Extract every line of the data below verbatim, leaving the pictures out of your answer.

[Stored entries]
* BEGIN *
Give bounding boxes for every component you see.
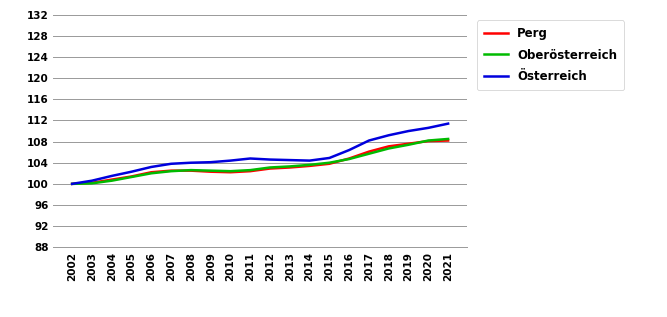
Perg xyxy=(127,175,135,178)
Österreich xyxy=(108,174,116,178)
Oberösterreich xyxy=(227,169,235,173)
Österreich xyxy=(147,165,155,169)
Oberösterreich xyxy=(246,168,254,172)
Perg xyxy=(246,169,254,173)
Österreich xyxy=(227,159,235,163)
Line: Oberösterreich: Oberösterreich xyxy=(72,139,448,184)
Perg xyxy=(345,157,353,160)
Perg xyxy=(187,169,195,172)
Österreich xyxy=(187,161,195,165)
Österreich xyxy=(266,158,274,161)
Oberösterreich xyxy=(127,175,135,179)
Oberösterreich xyxy=(266,165,274,169)
Österreich xyxy=(444,122,452,126)
Perg xyxy=(68,182,76,186)
Österreich xyxy=(285,158,293,162)
Perg xyxy=(404,142,412,146)
Line: Perg: Perg xyxy=(72,140,448,184)
Oberösterreich xyxy=(385,146,393,150)
Perg xyxy=(305,164,313,168)
Oberösterreich xyxy=(187,168,195,172)
Oberösterreich xyxy=(424,139,432,142)
Perg xyxy=(424,139,432,143)
Perg xyxy=(227,170,235,174)
Oberösterreich xyxy=(285,165,293,168)
Österreich xyxy=(167,162,175,166)
Oberösterreich xyxy=(108,179,116,183)
Oberösterreich xyxy=(167,169,175,173)
Perg xyxy=(167,169,175,172)
Oberösterreich xyxy=(305,163,313,167)
Österreich xyxy=(345,148,353,152)
Österreich xyxy=(325,156,334,160)
Österreich xyxy=(246,157,254,160)
Oberösterreich xyxy=(68,182,76,186)
Perg xyxy=(325,162,334,166)
Oberösterreich xyxy=(207,169,215,172)
Perg xyxy=(88,181,96,185)
Oberösterreich xyxy=(345,157,353,161)
Oberösterreich xyxy=(444,137,452,141)
Österreich xyxy=(404,129,412,133)
Österreich xyxy=(127,170,135,174)
Österreich xyxy=(68,182,76,186)
Österreich xyxy=(385,133,393,137)
Oberösterreich xyxy=(365,152,373,156)
Österreich xyxy=(207,160,215,164)
Perg xyxy=(385,145,393,148)
Oberösterreich xyxy=(325,161,334,165)
Oberösterreich xyxy=(88,181,96,185)
Österreich xyxy=(305,159,313,163)
Perg xyxy=(207,170,215,174)
Legend: Perg, Oberösterreich, Österreich: Perg, Oberösterreich, Österreich xyxy=(477,20,624,90)
Oberösterreich xyxy=(404,143,412,147)
Perg xyxy=(365,150,373,153)
Österreich xyxy=(424,126,432,130)
Perg xyxy=(266,167,274,171)
Oberösterreich xyxy=(147,171,155,175)
Österreich xyxy=(365,139,373,142)
Perg xyxy=(444,139,452,142)
Line: Österreich: Österreich xyxy=(72,124,448,184)
Perg xyxy=(108,178,116,182)
Österreich xyxy=(88,179,96,183)
Perg xyxy=(147,170,155,174)
Perg xyxy=(285,165,293,169)
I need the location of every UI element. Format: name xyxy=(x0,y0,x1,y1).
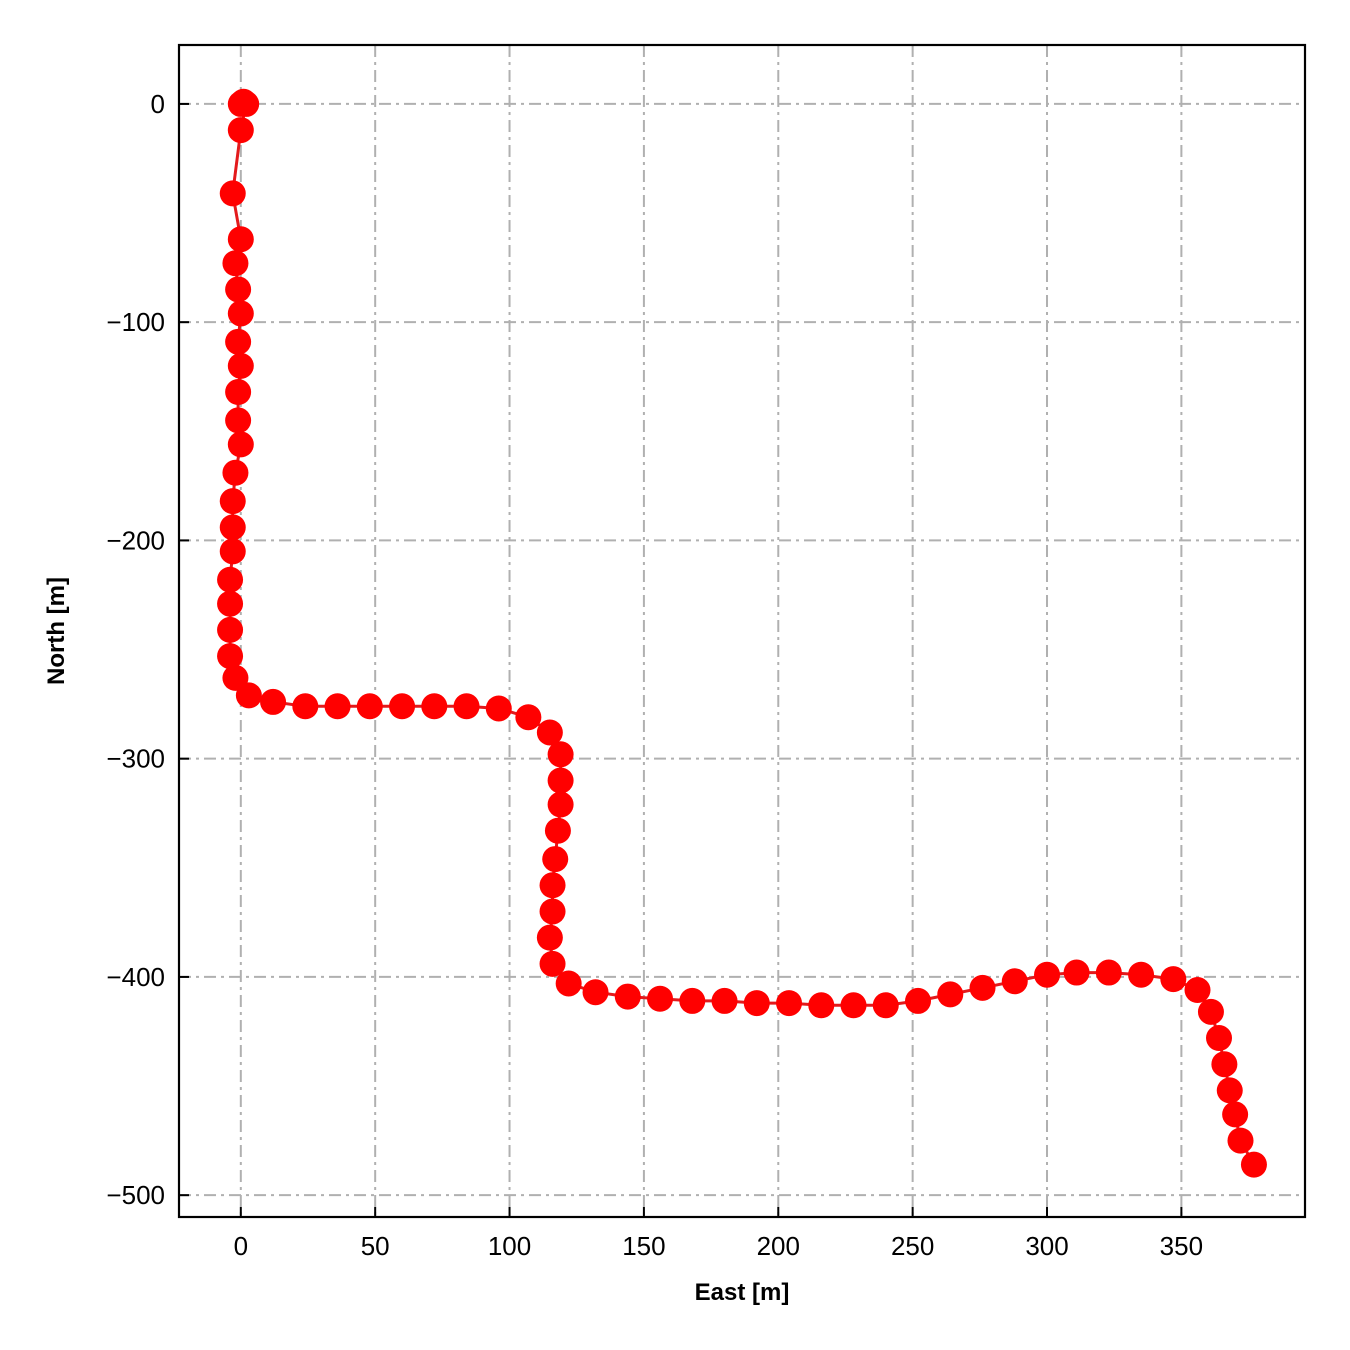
trajectory-point xyxy=(1227,1127,1254,1154)
x-tick-label: 300 xyxy=(1025,1231,1068,1261)
trajectory-point xyxy=(679,987,706,1014)
trajectory-point xyxy=(776,990,803,1017)
trajectory-point xyxy=(1240,1151,1267,1178)
trajectory-point xyxy=(536,924,563,951)
trajectory-point xyxy=(324,693,351,720)
trajectory-point xyxy=(260,688,287,715)
x-tick-label: 150 xyxy=(622,1231,665,1261)
y-tick-label: −500 xyxy=(106,1180,165,1210)
trajectory-point xyxy=(711,987,738,1014)
grid-lines xyxy=(179,45,1305,1217)
trajectory-point xyxy=(539,898,566,925)
trajectory-point xyxy=(1160,966,1187,993)
x-tick-label: 200 xyxy=(757,1231,800,1261)
trajectory-point xyxy=(222,459,249,486)
trajectory-point xyxy=(539,950,566,977)
trajectory-point xyxy=(536,719,563,746)
trajectory-point xyxy=(227,431,254,458)
trajectory-point xyxy=(217,590,244,617)
trajectory-point xyxy=(872,992,899,1019)
trajectory-point xyxy=(582,979,609,1006)
trajectory-point xyxy=(1184,977,1211,1004)
trajectory-point xyxy=(539,872,566,899)
y-tick-label: −400 xyxy=(106,962,165,992)
x-tick-label: 350 xyxy=(1160,1231,1203,1261)
trajectory-point xyxy=(1222,1101,1249,1128)
trajectory-point xyxy=(547,741,574,768)
trajectory-point xyxy=(905,987,932,1014)
trajectory-point xyxy=(227,226,254,253)
trajectory-point xyxy=(1216,1077,1243,1104)
trajectory-point xyxy=(1206,1025,1233,1052)
x-axis-label: East [m] xyxy=(695,1279,790,1306)
trajectory-point xyxy=(840,992,867,1019)
trajectory-point xyxy=(1211,1051,1238,1078)
trajectory-point xyxy=(1001,968,1028,995)
trajectory-point xyxy=(547,767,574,794)
trajectory-point xyxy=(356,693,383,720)
trajectory-point xyxy=(389,693,416,720)
trajectory-point xyxy=(227,352,254,379)
y-tick-label: 0 xyxy=(151,89,165,119)
trajectory-point xyxy=(555,970,582,997)
y-tick-label: −200 xyxy=(106,525,165,555)
trajectory-point xyxy=(217,616,244,643)
trajectory-point xyxy=(217,643,244,670)
y-tick-label: −100 xyxy=(106,307,165,337)
trajectory-point xyxy=(225,276,252,303)
trajectory-point xyxy=(222,250,249,277)
trajectory-point xyxy=(235,682,262,709)
y-axis-label: North [m] xyxy=(43,577,70,685)
trajectory-point xyxy=(225,407,252,434)
trajectory-point xyxy=(969,974,996,1001)
trajectory-point xyxy=(292,693,319,720)
trajectory-point xyxy=(217,566,244,593)
trajectory-point xyxy=(219,180,246,207)
trajectory-point xyxy=(219,514,246,541)
trajectory-point xyxy=(1128,961,1155,988)
x-tick-label: 0 xyxy=(234,1231,248,1261)
trajectory-point xyxy=(227,300,254,327)
trajectory-point xyxy=(1034,961,1061,988)
trajectory-point xyxy=(1063,959,1090,986)
trajectory-point xyxy=(647,985,674,1012)
series-layer xyxy=(217,88,1267,1178)
trajectory-point xyxy=(1095,959,1122,986)
trajectory-point xyxy=(743,990,770,1017)
x-tick-label: 100 xyxy=(488,1231,531,1261)
trajectory-point xyxy=(219,538,246,565)
y-tick-label: −300 xyxy=(106,744,165,774)
trajectory-point xyxy=(542,846,569,873)
trajectory-point xyxy=(614,983,641,1010)
trajectory-point xyxy=(219,488,246,515)
trajectory-point xyxy=(1197,998,1224,1025)
axis-ticks: 0 50 100 150 200 250 300 350 0 −100 −200 −300 −400 −5… xyxy=(106,89,1203,1261)
trajectory-point xyxy=(225,328,252,355)
x-tick-label: 50 xyxy=(361,1231,390,1261)
plot-frame xyxy=(177,43,1307,1219)
trajectory-point xyxy=(485,695,512,722)
trajectory-point xyxy=(225,379,252,406)
x-tick-label: 250 xyxy=(891,1231,934,1261)
trajectory-point xyxy=(937,981,964,1008)
trajectory-point xyxy=(544,817,571,844)
trajectory-point xyxy=(233,90,260,117)
trajectory-point xyxy=(453,693,480,720)
trajectory-point xyxy=(547,791,574,818)
trajectory-point xyxy=(808,992,835,1019)
trajectory-point xyxy=(227,117,254,144)
trajectory-point xyxy=(515,704,542,731)
trajectory-point xyxy=(421,693,448,720)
* END *
Correct result —
Give bounding boxes for every component you see.
Perg xyxy=(127,175,135,178)
Österreich xyxy=(108,174,116,178)
Oberösterreich xyxy=(227,169,235,173)
Österreich xyxy=(147,165,155,169)
Oberösterreich xyxy=(246,168,254,172)
Perg xyxy=(246,169,254,173)
Österreich xyxy=(227,159,235,163)
Line: Oberösterreich: Oberösterreich xyxy=(72,139,448,184)
Perg xyxy=(345,157,353,160)
Perg xyxy=(187,169,195,172)
Österreich xyxy=(187,161,195,165)
Österreich xyxy=(266,158,274,161)
Oberösterreich xyxy=(127,175,135,179)
Oberösterreich xyxy=(266,165,274,169)
Österreich xyxy=(444,122,452,126)
Perg xyxy=(68,182,76,186)
Österreich xyxy=(285,158,293,162)
Perg xyxy=(404,142,412,146)
Line: Perg: Perg xyxy=(72,140,448,184)
Oberösterreich xyxy=(385,146,393,150)
Perg xyxy=(305,164,313,168)
Oberösterreich xyxy=(187,168,195,172)
Oberösterreich xyxy=(424,139,432,142)
Perg xyxy=(424,139,432,143)
Perg xyxy=(227,170,235,174)
Oberösterreich xyxy=(285,165,293,168)
Österreich xyxy=(167,162,175,166)
Oberösterreich xyxy=(108,179,116,183)
Oberösterreich xyxy=(167,169,175,173)
Perg xyxy=(167,169,175,172)
Oberösterreich xyxy=(305,163,313,167)
Österreich xyxy=(345,148,353,152)
Österreich xyxy=(325,156,334,160)
Österreich xyxy=(246,157,254,160)
Oberösterreich xyxy=(68,182,76,186)
Perg xyxy=(325,162,334,166)
Oberösterreich xyxy=(207,169,215,172)
Perg xyxy=(88,181,96,185)
Oberösterreich xyxy=(345,157,353,161)
Oberösterreich xyxy=(444,137,452,141)
Österreich xyxy=(404,129,412,133)
Österreich xyxy=(127,170,135,174)
Österreich xyxy=(68,182,76,186)
Österreich xyxy=(385,133,393,137)
Oberösterreich xyxy=(365,152,373,156)
Österreich xyxy=(207,160,215,164)
Perg xyxy=(385,145,393,148)
Oberösterreich xyxy=(325,161,334,165)
Oberösterreich xyxy=(88,181,96,185)
Österreich xyxy=(305,159,313,163)
Perg xyxy=(207,170,215,174)
Legend: Perg, Oberösterreich, Österreich: Perg, Oberösterreich, Österreich xyxy=(477,20,624,90)
Oberösterreich xyxy=(404,143,412,147)
Perg xyxy=(365,150,373,153)
Österreich xyxy=(424,126,432,130)
Perg xyxy=(266,167,274,171)
Oberösterreich xyxy=(147,171,155,175)
Österreich xyxy=(365,139,373,142)
Perg xyxy=(444,139,452,142)
Line: Österreich: Österreich xyxy=(72,124,448,184)
Perg xyxy=(108,178,116,182)
Österreich xyxy=(88,179,96,183)
Perg xyxy=(147,170,155,174)
Perg xyxy=(285,165,293,169)
I need the location of every UI element. Format: name xyxy=(x0,y0,x1,y1).
trajectory-point xyxy=(1227,1127,1254,1154)
x-tick-label: 300 xyxy=(1025,1231,1068,1261)
trajectory-point xyxy=(679,987,706,1014)
trajectory-point xyxy=(776,990,803,1017)
trajectory-point xyxy=(1240,1151,1267,1178)
trajectory-point xyxy=(536,924,563,951)
trajectory-point xyxy=(324,693,351,720)
trajectory-point xyxy=(260,688,287,715)
x-tick-label: 150 xyxy=(622,1231,665,1261)
y-tick-label: −500 xyxy=(106,1180,165,1210)
trajectory-point xyxy=(711,987,738,1014)
grid-lines xyxy=(179,45,1305,1217)
trajectory-point xyxy=(539,898,566,925)
trajectory-point xyxy=(1160,966,1187,993)
x-tick-label: 200 xyxy=(757,1231,800,1261)
trajectory-point xyxy=(222,459,249,486)
trajectory-point xyxy=(539,950,566,977)
trajectory-point xyxy=(536,719,563,746)
trajectory-point xyxy=(227,431,254,458)
trajectory-point xyxy=(217,590,244,617)
trajectory-point xyxy=(872,992,899,1019)
trajectory-point xyxy=(582,979,609,1006)
trajectory-point xyxy=(1184,977,1211,1004)
trajectory-point xyxy=(539,872,566,899)
y-tick-label: −400 xyxy=(106,962,165,992)
x-tick-label: 350 xyxy=(1160,1231,1203,1261)
trajectory-point xyxy=(1222,1101,1249,1128)
trajectory-point xyxy=(547,741,574,768)
trajectory-point xyxy=(905,987,932,1014)
trajectory-point xyxy=(227,226,254,253)
trajectory-point xyxy=(1216,1077,1243,1104)
trajectory-point xyxy=(1206,1025,1233,1052)
x-axis-label: East [m] xyxy=(695,1279,790,1306)
trajectory-point xyxy=(840,992,867,1019)
trajectory-point xyxy=(1211,1051,1238,1078)
trajectory-point xyxy=(1001,968,1028,995)
trajectory-point xyxy=(547,767,574,794)
trajectory-point xyxy=(356,693,383,720)
trajectory-point xyxy=(389,693,416,720)
trajectory-point xyxy=(227,352,254,379)
y-tick-label: 0 xyxy=(151,89,165,119)
trajectory-point xyxy=(555,970,582,997)
y-tick-label: −200 xyxy=(106,525,165,555)
trajectory-point xyxy=(217,616,244,643)
trajectory-point xyxy=(217,643,244,670)
y-tick-label: −100 xyxy=(106,307,165,337)
trajectory-point xyxy=(225,276,252,303)
trajectory-point xyxy=(222,250,249,277)
trajectory-point xyxy=(235,682,262,709)
y-axis-label: North [m] xyxy=(43,577,70,685)
trajectory-point xyxy=(225,407,252,434)
trajectory-point xyxy=(969,974,996,1001)
trajectory-point xyxy=(292,693,319,720)
trajectory-point xyxy=(217,566,244,593)
trajectory-point xyxy=(219,180,246,207)
trajectory-point xyxy=(219,514,246,541)
trajectory-point xyxy=(1128,961,1155,988)
x-tick-label: 0 xyxy=(234,1231,248,1261)
trajectory-point xyxy=(227,300,254,327)
trajectory-point xyxy=(1034,961,1061,988)
trajectory-point xyxy=(1063,959,1090,986)
trajectory-point xyxy=(647,985,674,1012)
series-layer xyxy=(217,88,1267,1178)
trajectory-point xyxy=(1095,959,1122,986)
trajectory-point xyxy=(743,990,770,1017)
x-tick-label: 100 xyxy=(488,1231,531,1261)
trajectory-point xyxy=(219,538,246,565)
y-tick-label: −300 xyxy=(106,744,165,774)
trajectory-point xyxy=(542,846,569,873)
trajectory-point xyxy=(614,983,641,1010)
trajectory-point xyxy=(219,488,246,515)
trajectory-point xyxy=(1197,998,1224,1025)
axis-ticks: 0 50 100 150 200 250 300 350 0 −100 −200 −300 −400 −5… xyxy=(106,89,1203,1261)
trajectory-point xyxy=(225,328,252,355)
x-tick-label: 50 xyxy=(361,1231,390,1261)
plot-frame xyxy=(177,43,1307,1219)
trajectory-point xyxy=(485,695,512,722)
trajectory-point xyxy=(225,379,252,406)
x-tick-label: 250 xyxy=(891,1231,934,1261)
trajectory-point xyxy=(937,981,964,1008)
trajectory-point xyxy=(544,817,571,844)
trajectory-point xyxy=(233,90,260,117)
trajectory-point xyxy=(453,693,480,720)
trajectory-point xyxy=(547,791,574,818)
trajectory-point xyxy=(808,992,835,1019)
trajectory-point xyxy=(227,117,254,144)
trajectory-point xyxy=(515,704,542,731)
trajectory-point xyxy=(421,693,448,720)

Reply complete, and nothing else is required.